[Records from a dataset]
>> Start

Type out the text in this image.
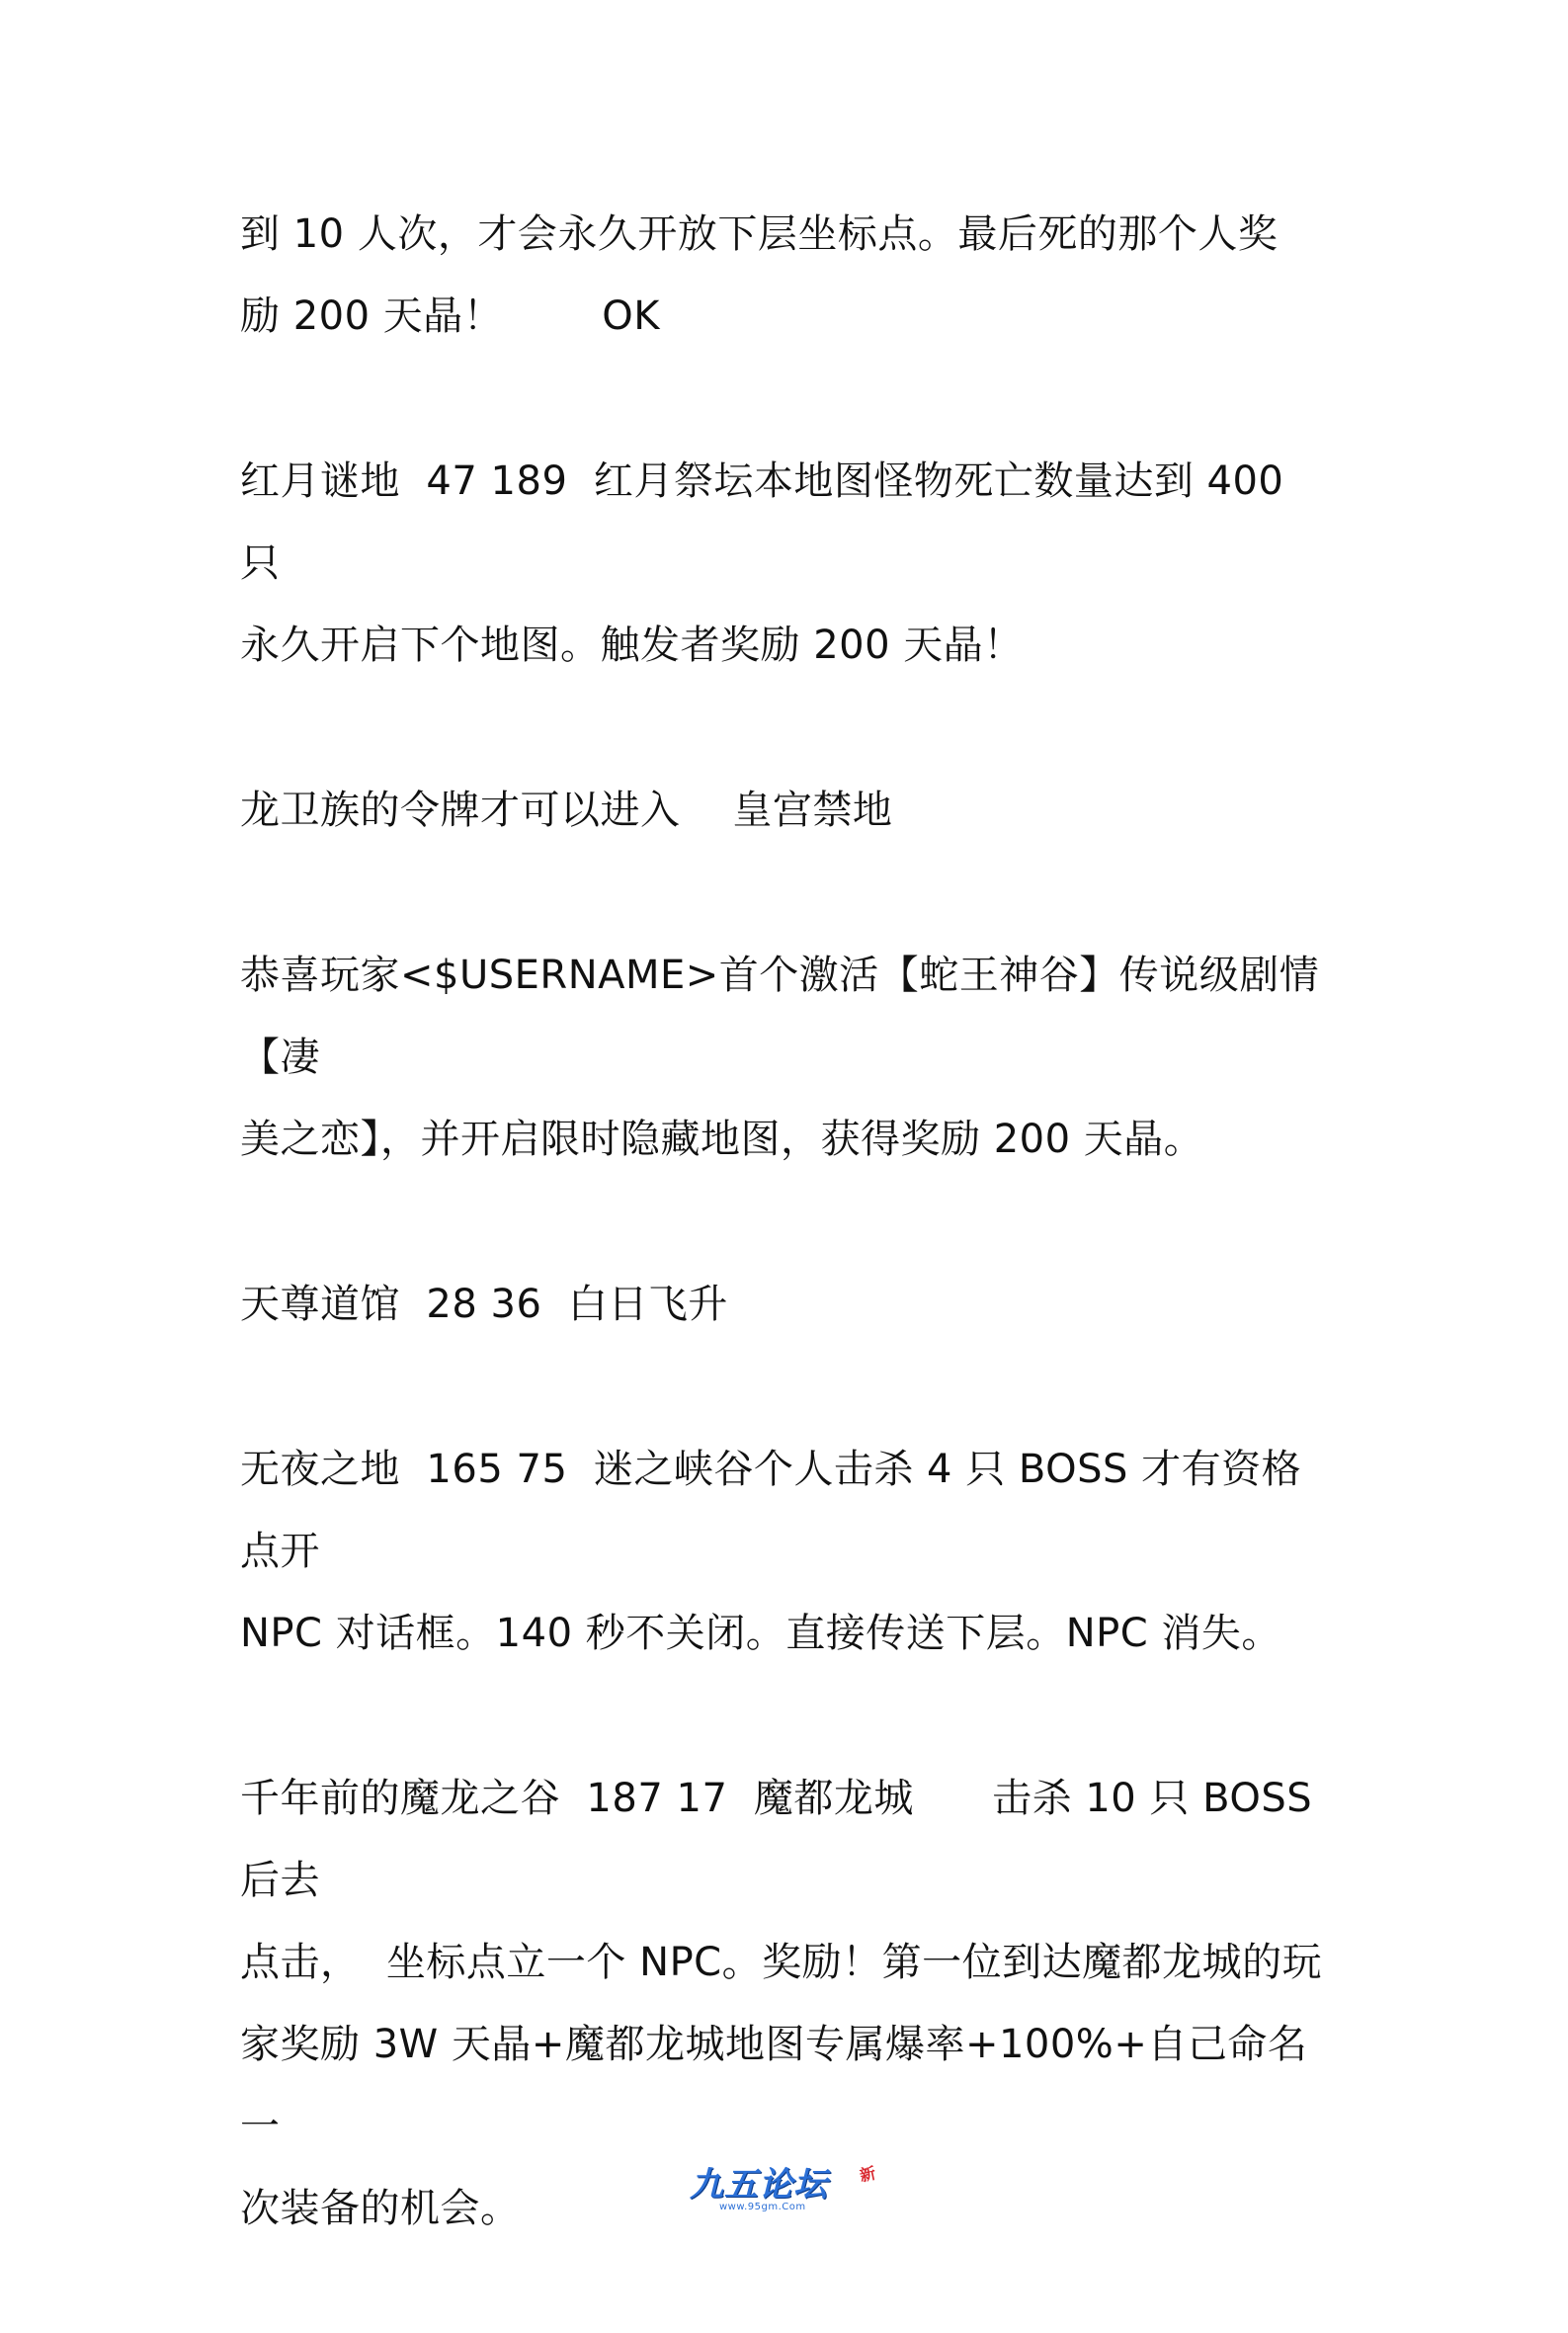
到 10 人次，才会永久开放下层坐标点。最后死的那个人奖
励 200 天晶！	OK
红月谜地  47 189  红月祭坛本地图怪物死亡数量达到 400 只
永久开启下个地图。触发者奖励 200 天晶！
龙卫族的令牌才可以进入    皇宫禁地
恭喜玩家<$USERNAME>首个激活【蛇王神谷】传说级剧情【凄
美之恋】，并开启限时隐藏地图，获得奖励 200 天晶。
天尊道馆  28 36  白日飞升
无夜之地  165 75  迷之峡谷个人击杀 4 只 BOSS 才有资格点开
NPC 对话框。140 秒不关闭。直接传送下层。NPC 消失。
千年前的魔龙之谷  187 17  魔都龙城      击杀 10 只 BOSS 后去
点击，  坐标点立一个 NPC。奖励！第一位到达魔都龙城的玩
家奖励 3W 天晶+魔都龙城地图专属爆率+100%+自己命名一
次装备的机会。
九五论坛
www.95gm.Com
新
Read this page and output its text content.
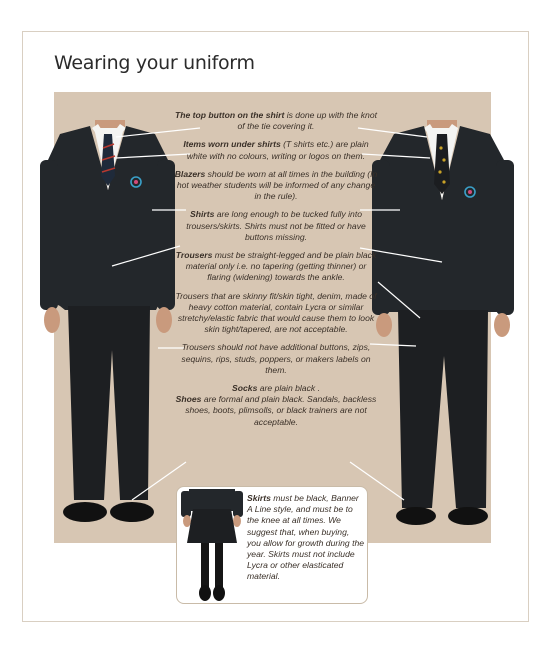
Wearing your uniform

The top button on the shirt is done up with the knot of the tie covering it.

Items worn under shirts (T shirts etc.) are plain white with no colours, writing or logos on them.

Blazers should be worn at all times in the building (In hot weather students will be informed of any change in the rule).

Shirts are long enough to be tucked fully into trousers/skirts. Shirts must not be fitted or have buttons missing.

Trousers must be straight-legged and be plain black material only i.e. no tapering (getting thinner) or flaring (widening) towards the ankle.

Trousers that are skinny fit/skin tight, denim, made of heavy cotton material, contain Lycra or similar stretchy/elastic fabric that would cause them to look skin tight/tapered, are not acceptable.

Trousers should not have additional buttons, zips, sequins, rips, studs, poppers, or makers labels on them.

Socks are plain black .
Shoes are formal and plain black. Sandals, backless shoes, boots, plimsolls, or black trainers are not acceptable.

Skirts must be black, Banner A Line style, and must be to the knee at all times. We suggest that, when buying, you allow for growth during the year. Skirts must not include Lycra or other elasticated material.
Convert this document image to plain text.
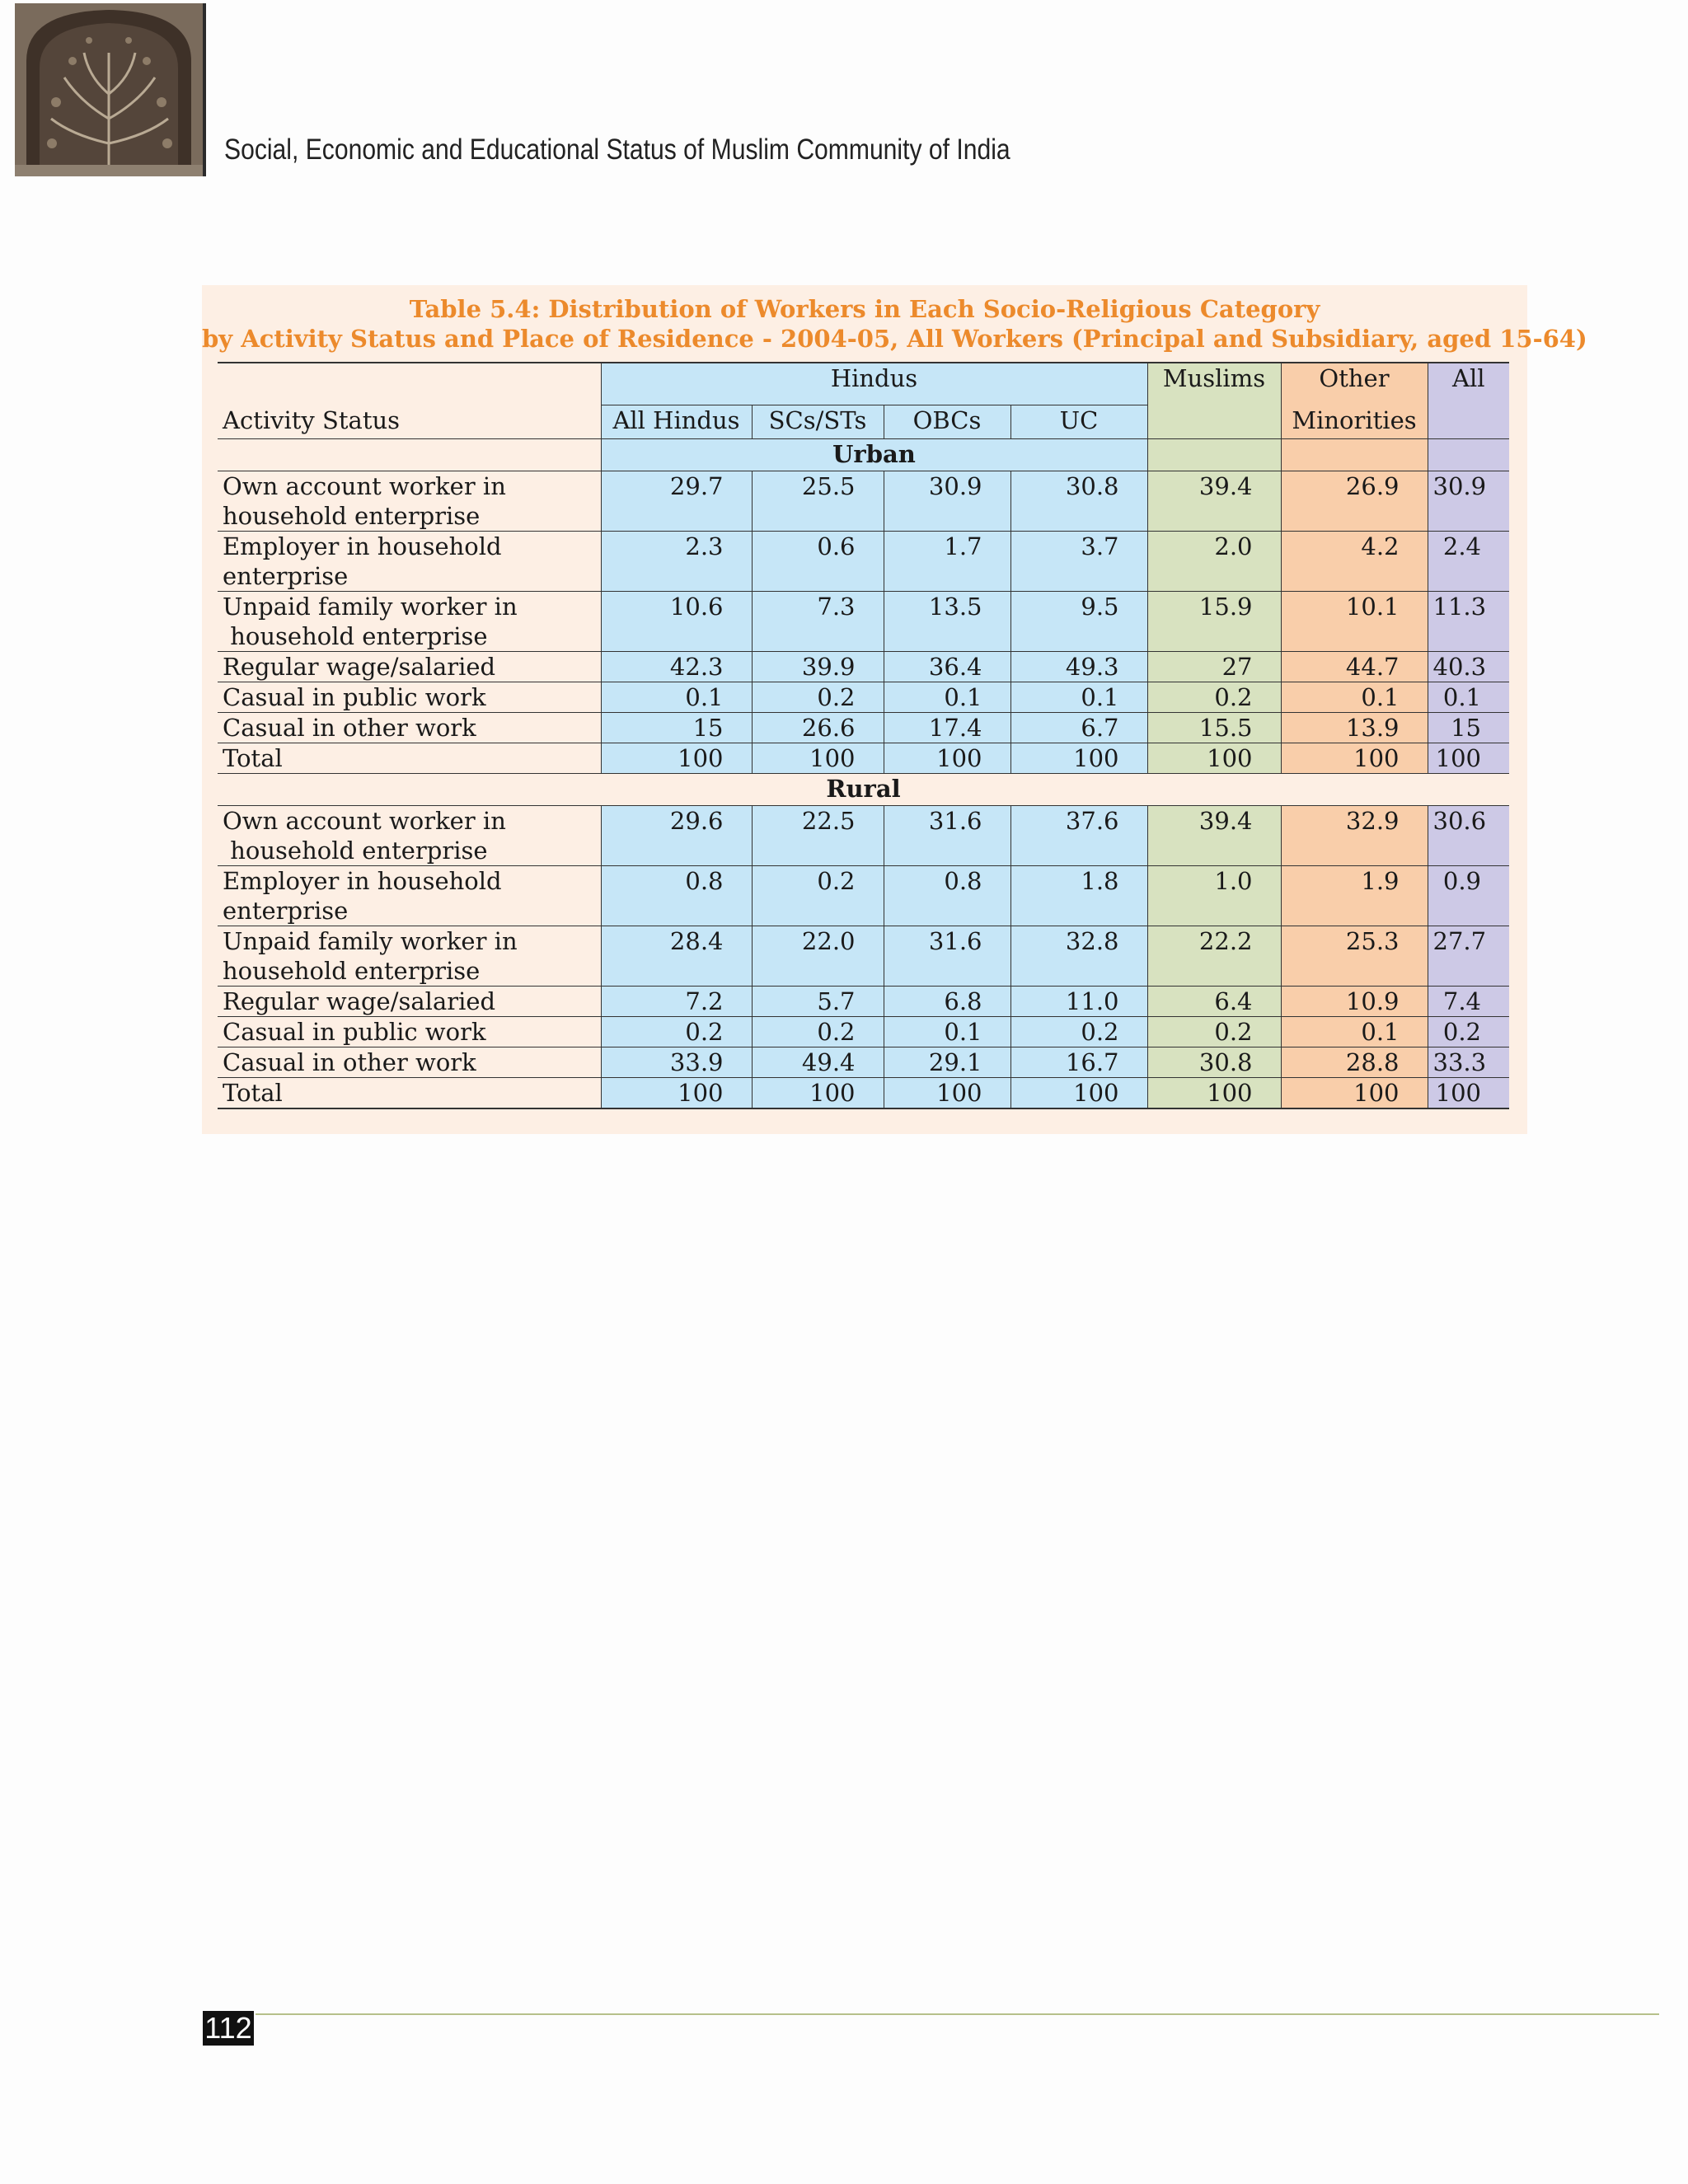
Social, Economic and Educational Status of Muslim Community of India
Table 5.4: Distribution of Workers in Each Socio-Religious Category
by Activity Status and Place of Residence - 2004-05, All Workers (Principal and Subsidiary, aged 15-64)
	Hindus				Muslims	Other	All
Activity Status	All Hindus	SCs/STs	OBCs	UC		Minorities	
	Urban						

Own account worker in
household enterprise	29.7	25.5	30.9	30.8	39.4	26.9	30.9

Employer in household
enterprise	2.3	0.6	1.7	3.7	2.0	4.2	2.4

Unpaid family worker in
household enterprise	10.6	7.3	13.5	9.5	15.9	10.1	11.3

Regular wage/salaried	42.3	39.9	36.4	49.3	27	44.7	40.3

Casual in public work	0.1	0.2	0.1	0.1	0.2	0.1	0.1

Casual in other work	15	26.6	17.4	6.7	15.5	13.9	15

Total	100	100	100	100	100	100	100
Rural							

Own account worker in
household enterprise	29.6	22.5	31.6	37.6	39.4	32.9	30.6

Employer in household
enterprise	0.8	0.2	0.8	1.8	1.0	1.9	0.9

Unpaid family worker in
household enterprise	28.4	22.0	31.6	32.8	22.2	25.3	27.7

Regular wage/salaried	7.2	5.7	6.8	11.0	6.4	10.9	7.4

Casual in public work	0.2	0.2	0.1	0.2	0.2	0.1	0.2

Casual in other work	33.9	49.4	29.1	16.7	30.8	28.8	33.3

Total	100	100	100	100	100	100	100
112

>> End

AIM OF THE EXERCISE → Retype the whole listing exactly and leave the pictures out.

ANSWER TO THE PROBLEM →
Type out the text in this image.
到 10 人次，才会永久开放下层坐标点。最后死的那个人奖
励 200 天晶！	OK
红月谜地  47 189  红月祭坛本地图怪物死亡数量达到 400 只
永久开启下个地图。触发者奖励 200 天晶！
龙卫族的令牌才可以进入    皇宫禁地
恭喜玩家<$USERNAME>首个激活【蛇王神谷】传说级剧情【凄
美之恋】，并开启限时隐藏地图，获得奖励 200 天晶。
天尊道馆  28 36  白日飞升
无夜之地  165 75  迷之峡谷个人击杀 4 只 BOSS 才有资格点开
NPC 对话框。140 秒不关闭。直接传送下层。NPC 消失。
千年前的魔龙之谷  187 17  魔都龙城      击杀 10 只 BOSS 后去
点击，  坐标点立一个 NPC。奖励！第一位到达魔都龙城的玩
家奖励 3W 天晶+魔都龙城地图专属爆率+100%+自己命名一
次装备的机会。
九五论坛
www.95gm.Com
新
Read this page and output its text content.
Wearing your uniform

The top button on the shirt is done up with the knot of the tie covering it.

Items worn under shirts (T shirts etc.) are plain white with no colours, writing or logos on them.

Blazers should be worn at all times in the building (In hot weather students will be informed of any change in the rule).

Shirts are long enough to be tucked fully into trousers/skirts. Shirts must not be fitted or have buttons missing.

Trousers must be straight-legged and be plain black material only i.e. no tapering (getting thinner) or flaring (widening) towards the ankle.

Trousers that are skinny fit/skin tight, denim, made of heavy cotton material, contain Lycra or similar stretchy/elastic fabric that would cause them to look skin tight/tapered, are not acceptable.

Trousers should not have additional buttons, zips, sequins, rips, studs, poppers, or makers labels on them.

Socks are plain black .
Shoes are formal and plain black. Sandals, backless shoes, boots, plimsolls, or black trainers are not acceptable.

Skirts must be black, Banner A Line style, and must be to the knee at all times. We suggest that, when buying, you allow for growth during the year. Skirts must not include Lycra or other elasticated material.
Convert this document image to plain text.
Social, Economic and Educational Status of Muslim Community of India
Table 5.4: Distribution of Workers in Each Socio-Religious Category
by Activity Status and Place of Residence - 2004-05, All Workers (Principal and Subsidiary, aged 15-64)
	Hindus				Muslims	Other	All
Activity Status	All Hindus	SCs/STs	OBCs	UC		Minorities	
	Urban						

Own account worker in
household enterprise	29.7	25.5	30.9	30.8	39.4	26.9	30.9

Employer in household
enterprise	2.3	0.6	1.7	3.7	2.0	4.2	2.4

Unpaid family worker in
household enterprise	10.6	7.3	13.5	9.5	15.9	10.1	11.3

Regular wage/salaried	42.3	39.9	36.4	49.3	27	44.7	40.3

Casual in public work	0.1	0.2	0.1	0.1	0.2	0.1	0.1

Casual in other work	15	26.6	17.4	6.7	15.5	13.9	15

Total	100	100	100	100	100	100	100
Rural							

Own account worker in
household enterprise	29.6	22.5	31.6	37.6	39.4	32.9	30.6

Employer in household
enterprise	0.8	0.2	0.8	1.8	1.0	1.9	0.9

Unpaid family worker in
household enterprise	28.4	22.0	31.6	32.8	22.2	25.3	27.7

Regular wage/salaried	7.2	5.7	6.8	11.0	6.4	10.9	7.4

Casual in public work	0.2	0.2	0.1	0.2	0.2	0.1	0.2

Casual in other work	33.9	49.4	29.1	16.7	30.8	28.8	33.3

Total	100	100	100	100	100	100	100
112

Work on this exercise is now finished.